◆ **Requirement**:
Output every line of the items below unchanged and in the same order.
===== Exercise inputs =====
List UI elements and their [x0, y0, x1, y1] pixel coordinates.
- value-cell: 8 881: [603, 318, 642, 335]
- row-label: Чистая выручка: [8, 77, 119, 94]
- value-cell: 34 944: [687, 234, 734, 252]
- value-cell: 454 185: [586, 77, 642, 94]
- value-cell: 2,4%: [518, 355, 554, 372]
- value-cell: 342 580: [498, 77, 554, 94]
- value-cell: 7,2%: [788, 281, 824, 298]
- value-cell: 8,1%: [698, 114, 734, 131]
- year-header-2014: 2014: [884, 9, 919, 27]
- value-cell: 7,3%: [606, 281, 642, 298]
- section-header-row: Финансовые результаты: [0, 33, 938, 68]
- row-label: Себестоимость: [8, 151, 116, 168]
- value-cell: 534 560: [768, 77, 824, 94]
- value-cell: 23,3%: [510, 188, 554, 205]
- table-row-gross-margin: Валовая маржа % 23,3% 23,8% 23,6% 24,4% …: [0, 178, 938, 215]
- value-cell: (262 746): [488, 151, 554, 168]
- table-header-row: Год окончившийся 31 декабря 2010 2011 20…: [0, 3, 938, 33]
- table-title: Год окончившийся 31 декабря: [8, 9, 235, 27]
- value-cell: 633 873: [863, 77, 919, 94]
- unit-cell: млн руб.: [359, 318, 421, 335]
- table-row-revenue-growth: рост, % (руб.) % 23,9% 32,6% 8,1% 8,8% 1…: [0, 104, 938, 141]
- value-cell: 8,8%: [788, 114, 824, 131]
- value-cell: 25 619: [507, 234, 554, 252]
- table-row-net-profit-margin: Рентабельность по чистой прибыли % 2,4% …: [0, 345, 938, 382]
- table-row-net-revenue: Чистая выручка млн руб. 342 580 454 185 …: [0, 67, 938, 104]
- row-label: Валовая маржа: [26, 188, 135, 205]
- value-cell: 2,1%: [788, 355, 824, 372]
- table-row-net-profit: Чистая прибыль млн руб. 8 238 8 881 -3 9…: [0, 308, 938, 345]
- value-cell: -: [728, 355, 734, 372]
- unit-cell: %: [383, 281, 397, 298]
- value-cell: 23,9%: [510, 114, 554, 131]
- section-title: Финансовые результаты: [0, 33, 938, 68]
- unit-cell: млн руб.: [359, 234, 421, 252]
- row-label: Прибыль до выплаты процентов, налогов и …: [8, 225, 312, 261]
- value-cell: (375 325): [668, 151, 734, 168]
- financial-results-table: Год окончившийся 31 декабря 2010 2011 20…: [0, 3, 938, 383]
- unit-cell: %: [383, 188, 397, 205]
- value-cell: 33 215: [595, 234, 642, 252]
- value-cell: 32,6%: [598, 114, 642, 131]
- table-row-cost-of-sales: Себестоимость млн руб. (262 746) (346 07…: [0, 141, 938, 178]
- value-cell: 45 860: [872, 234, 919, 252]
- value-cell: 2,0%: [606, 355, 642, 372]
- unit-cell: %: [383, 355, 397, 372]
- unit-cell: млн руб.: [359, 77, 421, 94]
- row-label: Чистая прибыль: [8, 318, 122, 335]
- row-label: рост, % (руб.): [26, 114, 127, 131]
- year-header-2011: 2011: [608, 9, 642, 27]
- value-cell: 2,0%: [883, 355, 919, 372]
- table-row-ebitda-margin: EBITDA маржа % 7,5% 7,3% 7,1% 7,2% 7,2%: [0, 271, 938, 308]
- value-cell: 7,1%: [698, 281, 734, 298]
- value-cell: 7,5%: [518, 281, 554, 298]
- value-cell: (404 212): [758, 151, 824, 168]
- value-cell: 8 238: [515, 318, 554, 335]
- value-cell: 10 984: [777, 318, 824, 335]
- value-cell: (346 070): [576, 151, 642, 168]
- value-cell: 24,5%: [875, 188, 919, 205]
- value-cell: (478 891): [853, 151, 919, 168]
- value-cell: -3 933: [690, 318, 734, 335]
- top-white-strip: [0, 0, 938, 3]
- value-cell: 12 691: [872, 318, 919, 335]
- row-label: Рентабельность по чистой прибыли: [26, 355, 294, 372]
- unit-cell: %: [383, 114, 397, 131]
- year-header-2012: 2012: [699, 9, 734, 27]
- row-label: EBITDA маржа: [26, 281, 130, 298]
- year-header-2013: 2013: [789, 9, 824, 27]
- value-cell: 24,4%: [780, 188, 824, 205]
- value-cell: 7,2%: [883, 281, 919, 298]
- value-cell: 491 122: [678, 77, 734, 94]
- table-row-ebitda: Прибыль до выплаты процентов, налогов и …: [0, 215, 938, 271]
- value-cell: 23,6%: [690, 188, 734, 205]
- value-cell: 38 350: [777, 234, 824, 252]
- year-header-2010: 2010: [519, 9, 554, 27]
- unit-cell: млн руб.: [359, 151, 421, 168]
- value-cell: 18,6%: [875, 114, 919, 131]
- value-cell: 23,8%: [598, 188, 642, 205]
=====
◆ **In response**:
List UI elements and their [x0, y0, x1, y1] pixel coordinates.
- value-cell: 8 881: [603, 318, 642, 335]
- row-label: Чистая выручка: [8, 77, 119, 94]
- value-cell: 34 944: [687, 234, 734, 252]
- value-cell: 454 185: [586, 77, 642, 94]
- value-cell: 2,4%: [518, 355, 554, 372]
- value-cell: 342 580: [498, 77, 554, 94]
- value-cell: 7,2%: [788, 281, 824, 298]
- value-cell: 8,1%: [698, 114, 734, 131]
- year-header-2014: 2014: [884, 9, 919, 27]
- value-cell: 7,3%: [606, 281, 642, 298]
- section-header-row: Финансовые результаты: [0, 33, 938, 68]
- row-label: Себестоимость: [8, 151, 116, 168]
- value-cell: 534 560: [768, 77, 824, 94]
- value-cell: 23,3%: [510, 188, 554, 205]
- table-row-gross-margin: Валовая маржа % 23,3% 23,8% 23,6% 24,4% …: [0, 178, 938, 215]
- value-cell: (262 746): [488, 151, 554, 168]
- table-header-row: Год окончившийся 31 декабря 2010 2011 20…: [0, 3, 938, 33]
- table-title: Год окончившийся 31 декабря: [8, 9, 235, 27]
- value-cell: 633 873: [863, 77, 919, 94]
- unit-cell: млн руб.: [359, 318, 421, 335]
- table-row-revenue-growth: рост, % (руб.) % 23,9% 32,6% 8,1% 8,8% 1…: [0, 104, 938, 141]
- value-cell: 8,8%: [788, 114, 824, 131]
- value-cell: 25 619: [507, 234, 554, 252]
- table-row-net-profit-margin: Рентабельность по чистой прибыли % 2,4% …: [0, 345, 938, 382]
- table-row-net-revenue: Чистая выручка млн руб. 342 580 454 185 …: [0, 67, 938, 104]
- row-label: Валовая маржа: [26, 188, 135, 205]
- value-cell: 2,1%: [788, 355, 824, 372]
- table-row-net-profit: Чистая прибыль млн руб. 8 238 8 881 -3 9…: [0, 308, 938, 345]
- value-cell: -: [728, 355, 734, 372]
- unit-cell: %: [383, 281, 397, 298]
- value-cell: 23,9%: [510, 114, 554, 131]
- section-title: Финансовые результаты: [0, 33, 938, 68]
- unit-cell: млн руб.: [359, 234, 421, 252]
- row-label: Прибыль до выплаты процентов, налогов и …: [8, 225, 312, 261]
- value-cell: (375 325): [668, 151, 734, 168]
- financial-results-table: Год окончившийся 31 декабря 2010 2011 20…: [0, 3, 938, 383]
- unit-cell: %: [383, 188, 397, 205]
- value-cell: 33 215: [595, 234, 642, 252]
- value-cell: 32,6%: [598, 114, 642, 131]
- table-row-cost-of-sales: Себестоимость млн руб. (262 746) (346 07…: [0, 141, 938, 178]
- value-cell: 45 860: [872, 234, 919, 252]
- value-cell: 2,0%: [606, 355, 642, 372]
- unit-cell: %: [383, 355, 397, 372]
- unit-cell: млн руб.: [359, 77, 421, 94]
- row-label: Чистая прибыль: [8, 318, 122, 335]
- row-label: рост, % (руб.): [26, 114, 127, 131]
- year-header-2011: 2011: [608, 9, 642, 27]
- value-cell: 2,0%: [883, 355, 919, 372]
- table-row-ebitda-margin: EBITDA маржа % 7,5% 7,3% 7,1% 7,2% 7,2%: [0, 271, 938, 308]
- value-cell: 7,1%: [698, 281, 734, 298]
- value-cell: 7,5%: [518, 281, 554, 298]
- value-cell: (404 212): [758, 151, 824, 168]
- value-cell: 8 238: [515, 318, 554, 335]
- value-cell: 10 984: [777, 318, 824, 335]
- value-cell: (346 070): [576, 151, 642, 168]
- value-cell: 24,5%: [875, 188, 919, 205]
- value-cell: (478 891): [853, 151, 919, 168]
- value-cell: -3 933: [690, 318, 734, 335]
- top-white-strip: [0, 0, 938, 3]
- value-cell: 12 691: [872, 318, 919, 335]
- row-label: Рентабельность по чистой прибыли: [26, 355, 294, 372]
- unit-cell: %: [383, 114, 397, 131]
- year-header-2012: 2012: [699, 9, 734, 27]
- row-label: EBITDA маржа: [26, 281, 130, 298]
- year-header-2013: 2013: [789, 9, 824, 27]
- value-cell: 24,4%: [780, 188, 824, 205]
- value-cell: 7,2%: [883, 281, 919, 298]
- value-cell: 491 122: [678, 77, 734, 94]
- table-row-ebitda: Прибыль до выплаты процентов, налогов и …: [0, 215, 938, 271]
- value-cell: 23,6%: [690, 188, 734, 205]
- value-cell: 38 350: [777, 234, 824, 252]
- year-header-2010: 2010: [519, 9, 554, 27]
- unit-cell: млн руб.: [359, 151, 421, 168]
- value-cell: 18,6%: [875, 114, 919, 131]
- value-cell: 23,8%: [598, 188, 642, 205]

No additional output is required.